• OBJECTIVE:
Produce the listing below again, exactly as shown.
^^^^^^^^^^^^^^^^
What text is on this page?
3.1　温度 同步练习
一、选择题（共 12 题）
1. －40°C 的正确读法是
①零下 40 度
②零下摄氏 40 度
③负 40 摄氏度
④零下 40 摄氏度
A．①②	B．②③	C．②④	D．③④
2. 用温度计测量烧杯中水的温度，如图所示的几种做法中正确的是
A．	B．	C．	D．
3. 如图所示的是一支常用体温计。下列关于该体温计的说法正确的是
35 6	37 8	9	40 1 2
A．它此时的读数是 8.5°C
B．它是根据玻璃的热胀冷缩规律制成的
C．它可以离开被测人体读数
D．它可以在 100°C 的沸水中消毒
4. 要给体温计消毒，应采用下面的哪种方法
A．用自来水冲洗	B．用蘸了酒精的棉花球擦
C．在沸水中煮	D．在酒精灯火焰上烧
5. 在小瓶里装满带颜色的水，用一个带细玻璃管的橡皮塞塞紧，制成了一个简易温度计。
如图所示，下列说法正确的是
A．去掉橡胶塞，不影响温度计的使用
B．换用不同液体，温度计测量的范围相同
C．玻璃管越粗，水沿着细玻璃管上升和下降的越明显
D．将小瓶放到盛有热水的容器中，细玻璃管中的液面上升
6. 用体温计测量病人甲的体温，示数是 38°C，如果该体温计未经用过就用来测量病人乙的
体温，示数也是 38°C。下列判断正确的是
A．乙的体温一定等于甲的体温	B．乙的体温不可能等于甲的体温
^^^^^^^^^^^^^^^^
• FINAL RESULT:
What text is on this page?
3.1　温度 同步练习
一、选择题（共 12 题）
1. －40°C 的正确读法是
①零下 40 度
②零下摄氏 40 度
③负 40 摄氏度
④零下 40 摄氏度
A．①②	B．②③	C．②④	D．③④
2. 用温度计测量烧杯中水的温度，如图所示的几种做法中正确的是
A．	B．	C．	D．
3. 如图所示的是一支常用体温计。下列关于该体温计的说法正确的是
35 6	37 8	9	40 1 2
A．它此时的读数是 8.5°C
B．它是根据玻璃的热胀冷缩规律制成的
C．它可以离开被测人体读数
D．它可以在 100°C 的沸水中消毒
4. 要给体温计消毒，应采用下面的哪种方法
A．用自来水冲洗	B．用蘸了酒精的棉花球擦
C．在沸水中煮	D．在酒精灯火焰上烧
5. 在小瓶里装满带颜色的水，用一个带细玻璃管的橡皮塞塞紧，制成了一个简易温度计。
如图所示，下列说法正确的是
A．去掉橡胶塞，不影响温度计的使用
B．换用不同液体，温度计测量的范围相同
C．玻璃管越粗，水沿着细玻璃管上升和下降的越明显
D．将小瓶放到盛有热水的容器中，细玻璃管中的液面上升
6. 用体温计测量病人甲的体温，示数是 38°C，如果该体温计未经用过就用来测量病人乙的
体温，示数也是 38°C。下列判断正确的是
A．乙的体温一定等于甲的体温	B．乙的体温不可能等于甲的体温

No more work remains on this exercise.